EXERCISE TASK → Please put the lines of the records into a Markdown table with the columns "No." and "Entry", numbering each row and leaving out blank lines. Include only the lines from the start of the records through the line with "candle-body [671, 449, 676, 453]", that line included.
* start *
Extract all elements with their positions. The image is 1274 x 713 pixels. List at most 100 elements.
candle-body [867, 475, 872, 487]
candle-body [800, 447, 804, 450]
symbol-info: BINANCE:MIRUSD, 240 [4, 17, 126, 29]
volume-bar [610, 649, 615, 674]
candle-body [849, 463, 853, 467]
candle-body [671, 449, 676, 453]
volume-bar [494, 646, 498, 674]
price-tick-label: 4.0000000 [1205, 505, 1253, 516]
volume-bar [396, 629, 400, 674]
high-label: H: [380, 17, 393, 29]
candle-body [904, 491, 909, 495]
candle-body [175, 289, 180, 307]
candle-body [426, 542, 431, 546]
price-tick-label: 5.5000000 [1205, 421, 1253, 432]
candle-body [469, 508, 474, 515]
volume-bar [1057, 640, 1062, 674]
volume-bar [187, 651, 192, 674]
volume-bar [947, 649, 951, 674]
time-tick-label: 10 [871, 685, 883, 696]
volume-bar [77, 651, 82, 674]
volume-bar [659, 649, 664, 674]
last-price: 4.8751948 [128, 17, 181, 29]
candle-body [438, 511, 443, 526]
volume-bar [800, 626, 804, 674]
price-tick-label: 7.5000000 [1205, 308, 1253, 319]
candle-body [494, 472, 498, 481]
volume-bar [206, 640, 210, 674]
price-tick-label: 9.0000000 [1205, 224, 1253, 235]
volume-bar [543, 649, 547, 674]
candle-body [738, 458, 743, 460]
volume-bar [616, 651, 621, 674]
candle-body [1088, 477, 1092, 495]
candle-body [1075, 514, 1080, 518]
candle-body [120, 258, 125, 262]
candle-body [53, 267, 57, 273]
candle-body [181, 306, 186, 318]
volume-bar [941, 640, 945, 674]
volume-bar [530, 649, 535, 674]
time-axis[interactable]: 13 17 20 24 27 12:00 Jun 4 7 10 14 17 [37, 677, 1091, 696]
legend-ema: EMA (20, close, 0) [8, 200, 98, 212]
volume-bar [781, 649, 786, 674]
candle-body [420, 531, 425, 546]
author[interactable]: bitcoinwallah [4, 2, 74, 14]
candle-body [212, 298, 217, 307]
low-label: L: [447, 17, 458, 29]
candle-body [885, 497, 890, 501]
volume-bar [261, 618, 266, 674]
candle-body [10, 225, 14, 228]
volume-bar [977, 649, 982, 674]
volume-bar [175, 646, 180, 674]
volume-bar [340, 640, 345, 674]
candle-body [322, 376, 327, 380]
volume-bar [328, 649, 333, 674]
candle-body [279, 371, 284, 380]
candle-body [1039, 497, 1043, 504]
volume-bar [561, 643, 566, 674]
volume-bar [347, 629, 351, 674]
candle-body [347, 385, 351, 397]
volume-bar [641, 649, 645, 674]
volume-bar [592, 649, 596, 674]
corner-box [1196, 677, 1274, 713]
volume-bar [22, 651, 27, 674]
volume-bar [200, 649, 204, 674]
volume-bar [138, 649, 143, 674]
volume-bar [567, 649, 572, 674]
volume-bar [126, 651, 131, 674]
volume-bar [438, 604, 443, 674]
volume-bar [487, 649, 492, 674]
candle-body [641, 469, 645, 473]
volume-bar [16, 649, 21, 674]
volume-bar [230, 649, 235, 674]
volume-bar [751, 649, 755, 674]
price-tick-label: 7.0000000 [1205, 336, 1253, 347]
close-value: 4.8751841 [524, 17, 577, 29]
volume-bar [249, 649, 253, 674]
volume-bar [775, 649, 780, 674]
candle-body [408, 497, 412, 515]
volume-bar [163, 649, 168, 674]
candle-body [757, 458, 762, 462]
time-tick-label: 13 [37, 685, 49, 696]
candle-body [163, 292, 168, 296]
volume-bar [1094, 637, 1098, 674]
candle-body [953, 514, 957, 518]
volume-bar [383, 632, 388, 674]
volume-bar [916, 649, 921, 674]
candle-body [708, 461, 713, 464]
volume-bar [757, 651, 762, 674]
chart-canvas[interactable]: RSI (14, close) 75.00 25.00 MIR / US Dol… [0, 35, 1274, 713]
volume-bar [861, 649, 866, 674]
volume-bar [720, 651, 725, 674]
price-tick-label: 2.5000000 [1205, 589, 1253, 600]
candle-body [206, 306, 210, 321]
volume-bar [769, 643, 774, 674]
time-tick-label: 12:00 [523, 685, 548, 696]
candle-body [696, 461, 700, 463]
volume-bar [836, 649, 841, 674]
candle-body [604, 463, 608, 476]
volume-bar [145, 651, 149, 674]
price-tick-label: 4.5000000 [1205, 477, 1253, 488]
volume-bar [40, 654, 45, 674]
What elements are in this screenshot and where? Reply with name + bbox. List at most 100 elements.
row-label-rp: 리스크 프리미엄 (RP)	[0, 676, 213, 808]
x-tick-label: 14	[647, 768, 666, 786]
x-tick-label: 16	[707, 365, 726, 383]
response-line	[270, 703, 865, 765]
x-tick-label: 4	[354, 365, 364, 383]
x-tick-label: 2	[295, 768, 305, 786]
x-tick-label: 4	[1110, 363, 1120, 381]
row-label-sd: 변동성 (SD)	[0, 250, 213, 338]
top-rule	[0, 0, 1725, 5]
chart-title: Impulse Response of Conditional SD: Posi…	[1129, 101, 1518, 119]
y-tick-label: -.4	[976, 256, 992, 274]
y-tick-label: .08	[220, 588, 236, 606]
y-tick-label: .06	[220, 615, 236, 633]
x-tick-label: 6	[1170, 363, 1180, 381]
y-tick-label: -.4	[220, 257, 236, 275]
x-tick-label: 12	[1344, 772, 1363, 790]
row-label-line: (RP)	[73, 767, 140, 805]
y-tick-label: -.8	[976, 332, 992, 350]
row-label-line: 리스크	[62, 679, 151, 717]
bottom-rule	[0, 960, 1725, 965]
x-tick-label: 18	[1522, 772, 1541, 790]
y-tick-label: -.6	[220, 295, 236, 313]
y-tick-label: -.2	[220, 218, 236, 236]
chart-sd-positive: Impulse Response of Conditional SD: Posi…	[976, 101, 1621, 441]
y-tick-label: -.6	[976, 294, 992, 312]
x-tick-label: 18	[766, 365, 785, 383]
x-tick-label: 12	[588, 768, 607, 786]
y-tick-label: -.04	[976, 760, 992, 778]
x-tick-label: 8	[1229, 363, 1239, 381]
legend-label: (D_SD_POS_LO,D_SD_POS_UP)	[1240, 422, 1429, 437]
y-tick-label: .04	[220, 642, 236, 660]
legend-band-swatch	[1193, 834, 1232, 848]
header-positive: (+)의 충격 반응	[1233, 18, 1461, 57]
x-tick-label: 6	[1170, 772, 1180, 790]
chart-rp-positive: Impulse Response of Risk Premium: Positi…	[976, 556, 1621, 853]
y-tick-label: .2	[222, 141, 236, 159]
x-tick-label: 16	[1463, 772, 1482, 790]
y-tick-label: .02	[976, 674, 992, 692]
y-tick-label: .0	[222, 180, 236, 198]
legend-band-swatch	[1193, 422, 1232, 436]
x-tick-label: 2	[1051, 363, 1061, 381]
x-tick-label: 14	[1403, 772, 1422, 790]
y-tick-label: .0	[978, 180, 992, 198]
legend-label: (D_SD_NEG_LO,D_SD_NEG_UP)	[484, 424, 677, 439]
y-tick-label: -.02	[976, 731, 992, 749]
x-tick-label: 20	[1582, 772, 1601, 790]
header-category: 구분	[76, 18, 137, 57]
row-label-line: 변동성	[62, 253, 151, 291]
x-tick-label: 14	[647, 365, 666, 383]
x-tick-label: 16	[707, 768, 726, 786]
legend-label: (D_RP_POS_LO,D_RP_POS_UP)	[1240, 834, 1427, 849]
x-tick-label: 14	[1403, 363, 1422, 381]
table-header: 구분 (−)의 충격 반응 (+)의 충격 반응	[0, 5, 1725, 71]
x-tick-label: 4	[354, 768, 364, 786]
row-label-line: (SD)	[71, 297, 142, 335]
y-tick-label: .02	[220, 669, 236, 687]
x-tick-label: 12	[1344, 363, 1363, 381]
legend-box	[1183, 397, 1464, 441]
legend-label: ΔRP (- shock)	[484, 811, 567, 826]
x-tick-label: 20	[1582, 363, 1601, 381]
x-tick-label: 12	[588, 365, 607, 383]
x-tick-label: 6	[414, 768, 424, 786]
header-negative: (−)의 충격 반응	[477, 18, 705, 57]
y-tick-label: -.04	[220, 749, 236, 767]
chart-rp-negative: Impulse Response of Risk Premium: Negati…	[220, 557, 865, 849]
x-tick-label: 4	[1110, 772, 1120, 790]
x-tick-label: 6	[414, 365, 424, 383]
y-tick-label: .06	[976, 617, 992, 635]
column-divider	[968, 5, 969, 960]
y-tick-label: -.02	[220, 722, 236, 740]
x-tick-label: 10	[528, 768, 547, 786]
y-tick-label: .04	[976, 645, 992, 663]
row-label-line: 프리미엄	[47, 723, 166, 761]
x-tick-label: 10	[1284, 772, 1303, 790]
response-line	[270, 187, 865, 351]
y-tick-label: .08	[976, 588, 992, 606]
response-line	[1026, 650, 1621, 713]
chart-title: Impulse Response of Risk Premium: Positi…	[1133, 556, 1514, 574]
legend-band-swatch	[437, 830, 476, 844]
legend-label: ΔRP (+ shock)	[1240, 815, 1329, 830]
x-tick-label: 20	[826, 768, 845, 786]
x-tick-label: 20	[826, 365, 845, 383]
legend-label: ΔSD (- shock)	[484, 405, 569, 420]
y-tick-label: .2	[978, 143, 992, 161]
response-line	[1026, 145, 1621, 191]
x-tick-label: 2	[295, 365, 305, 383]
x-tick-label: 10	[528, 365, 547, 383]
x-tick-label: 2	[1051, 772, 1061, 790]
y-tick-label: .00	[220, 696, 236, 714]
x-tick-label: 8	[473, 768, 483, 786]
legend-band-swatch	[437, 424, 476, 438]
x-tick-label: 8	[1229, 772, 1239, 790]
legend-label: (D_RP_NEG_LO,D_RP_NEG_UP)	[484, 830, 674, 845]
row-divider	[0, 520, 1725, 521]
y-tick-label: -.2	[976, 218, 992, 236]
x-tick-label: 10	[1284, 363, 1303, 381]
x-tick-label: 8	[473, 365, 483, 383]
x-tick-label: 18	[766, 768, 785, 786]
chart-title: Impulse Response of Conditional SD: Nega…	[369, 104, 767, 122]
* end *
ANSWER TO THE TASK →
| No. | Entry |
|---|---|
| 1 | Extract all elements with their positions. The image is 1274 x 713 pixels. List at most 100 elements. |
| 2 | candle-body [867, 475, 872, 487] |
| 3 | candle-body [800, 447, 804, 450] |
| 4 | symbol-info: BINANCE:MIRUSD, 240 [4, 17, 126, 29] |
| 5 | volume-bar [610, 649, 615, 674] |
| 6 | candle-body [849, 463, 853, 467] |
| 7 | candle-body [671, 449, 676, 453] |